INSTRUCTIONS TO FOLLOW: Single out the lines of the material that contain "content" and copy them.

Figure record extracts
[start]
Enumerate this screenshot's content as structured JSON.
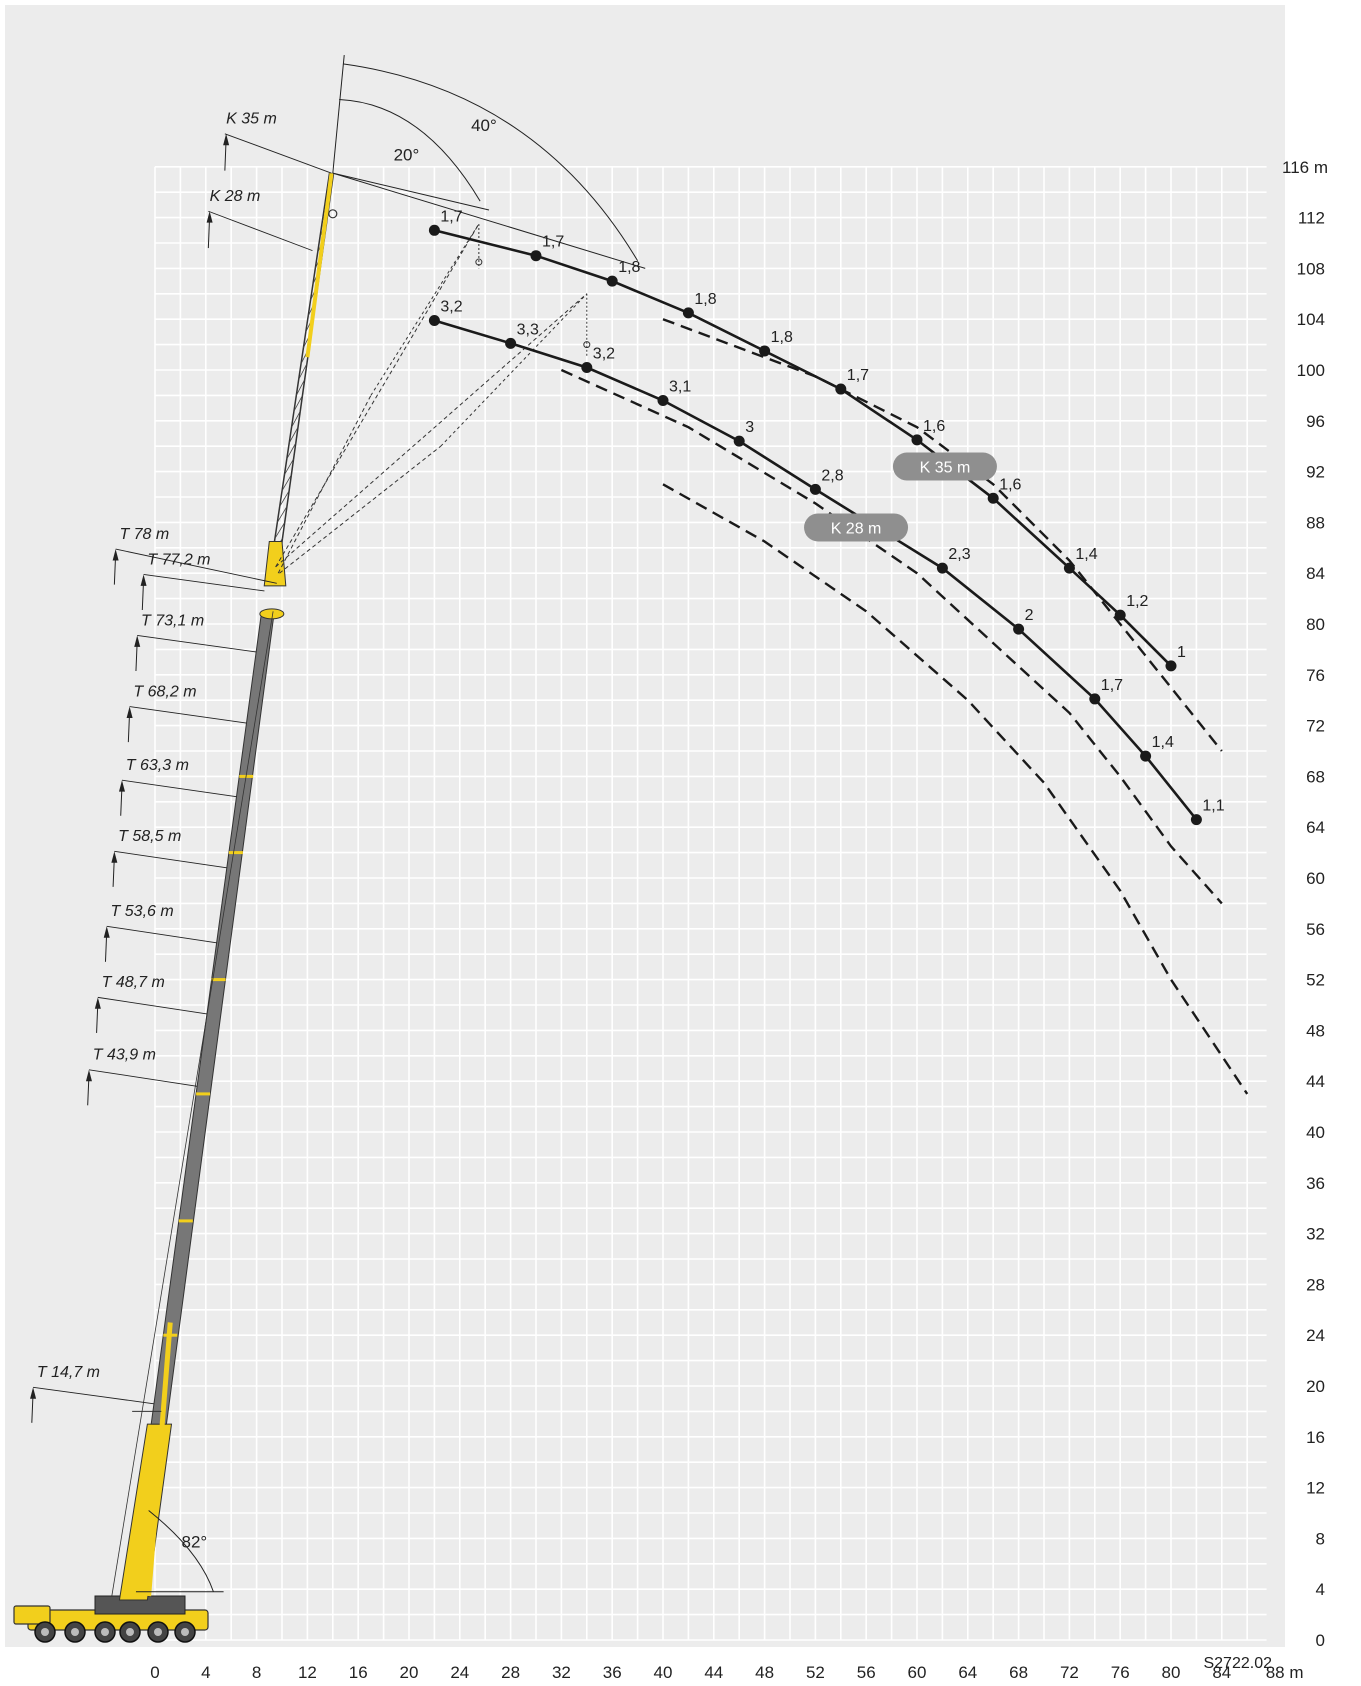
{
  "diagram": {
    "id_code": "S2722.02",
    "x_axis": {
      "unit_label": "88 m",
      "ticks": [
        0,
        4,
        8,
        12,
        16,
        20,
        24,
        28,
        32,
        36,
        40,
        44,
        48,
        52,
        56,
        60,
        64,
        68,
        72,
        76,
        80,
        84
      ]
    },
    "y_axis": {
      "unit_label": "116 m",
      "ticks": [
        0,
        4,
        8,
        12,
        16,
        20,
        24,
        28,
        32,
        36,
        40,
        44,
        48,
        52,
        56,
        60,
        64,
        68,
        72,
        76,
        80,
        84,
        88,
        92,
        96,
        100,
        104,
        108,
        112
      ]
    },
    "angles": {
      "boom": "82°",
      "jib_small": "20°",
      "jib_large": "40°"
    },
    "telescope_labels": [
      "T 78 m",
      "T 77,2 m",
      "T 73,1 m",
      "T 68,2 m",
      "T 63,3 m",
      "T 58,5 m",
      "T 53,6 m",
      "T 48,7 m",
      "T 43,9 m",
      "T 14,7 m"
    ],
    "jib_labels": [
      "K 35 m",
      "K 28 m"
    ],
    "badges": [
      "K 35 m",
      "K 28 m"
    ],
    "colors": {
      "grid_bg": "#ececec",
      "grid_line": "#ffffff",
      "boom": "#777777",
      "crane_yellow": "#f2cf1c",
      "badge": "#8f8f8f",
      "curve": "#1a1a1a"
    }
  },
  "chart_data": {
    "type": "line",
    "xlabel": "m",
    "ylabel": "m",
    "xlim": [
      0,
      88
    ],
    "ylim": [
      0,
      116
    ],
    "series": [
      {
        "name": "K 35 m",
        "x": [
          22,
          30,
          36,
          42,
          48,
          54,
          60,
          66,
          72,
          76,
          80
        ],
        "y": [
          111,
          109,
          107,
          104.5,
          101.5,
          98.5,
          94.5,
          89.9,
          84.4,
          80.7,
          76.7
        ],
        "labels": [
          "1,7",
          "1,7",
          "1,8",
          "1,8",
          "1,8",
          "1,7",
          "1,6",
          "1,6",
          "1,4",
          "1,2",
          "1"
        ]
      },
      {
        "name": "K 28 m",
        "x": [
          22,
          28,
          34,
          40,
          46,
          52,
          62,
          68,
          74,
          78,
          82
        ],
        "y": [
          103.9,
          102.1,
          100.2,
          97.6,
          94.4,
          90.6,
          84.4,
          79.6,
          74.1,
          69.6,
          64.6
        ],
        "labels": [
          "3,2",
          "3,3",
          "3,2",
          "3,1",
          "3",
          "2,8",
          "2,3",
          "2",
          "1,7",
          "1,4",
          "1,1"
        ]
      }
    ]
  }
}
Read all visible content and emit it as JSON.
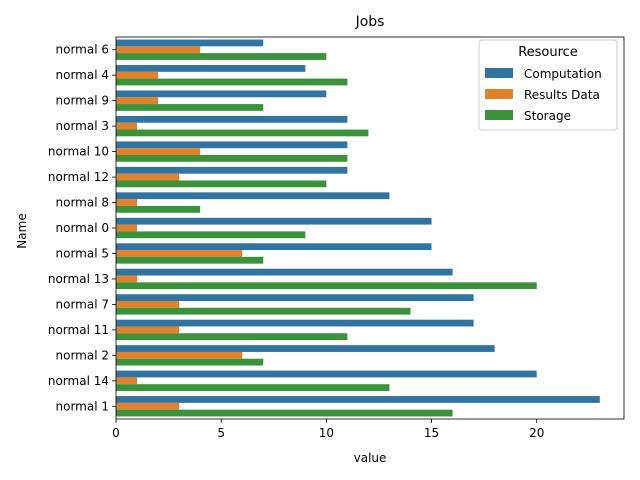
{
  "chart_data": {
    "type": "bar",
    "orientation": "horizontal",
    "title": "Jobs",
    "xlabel": "value",
    "ylabel": "Name",
    "xlim": [
      0,
      24.15
    ],
    "xticks": [
      "0",
      "5",
      "10",
      "15",
      "20"
    ],
    "categories": [
      "normal 6",
      "normal 4",
      "normal 9",
      "normal 3",
      "normal 10",
      "normal 12",
      "normal 8",
      "normal 0",
      "normal 5",
      "normal 13",
      "normal 7",
      "normal 11",
      "normal 2",
      "normal 14",
      "normal 1"
    ],
    "legend": {
      "title": "Resource",
      "position": "top-right"
    },
    "series": [
      {
        "name": "Computation",
        "color": "#3274a1",
        "values": [
          7,
          9,
          10,
          11,
          11,
          11,
          13,
          15,
          15,
          16,
          17,
          17,
          18,
          20,
          23
        ]
      },
      {
        "name": "Results Data",
        "color": "#e1812c",
        "values": [
          4,
          2,
          2,
          1,
          4,
          3,
          1,
          1,
          6,
          1,
          3,
          3,
          6,
          1,
          3
        ]
      },
      {
        "name": "Storage",
        "color": "#3a923a",
        "values": [
          10,
          11,
          7,
          12,
          11,
          10,
          4,
          9,
          7,
          20,
          14,
          11,
          7,
          13,
          16
        ]
      }
    ]
  }
}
[end]
SOLUTION TO THE PROBLEM:
Enumerate this screenshot's content as structured JSON.
Read all visible content and emit it as JSON.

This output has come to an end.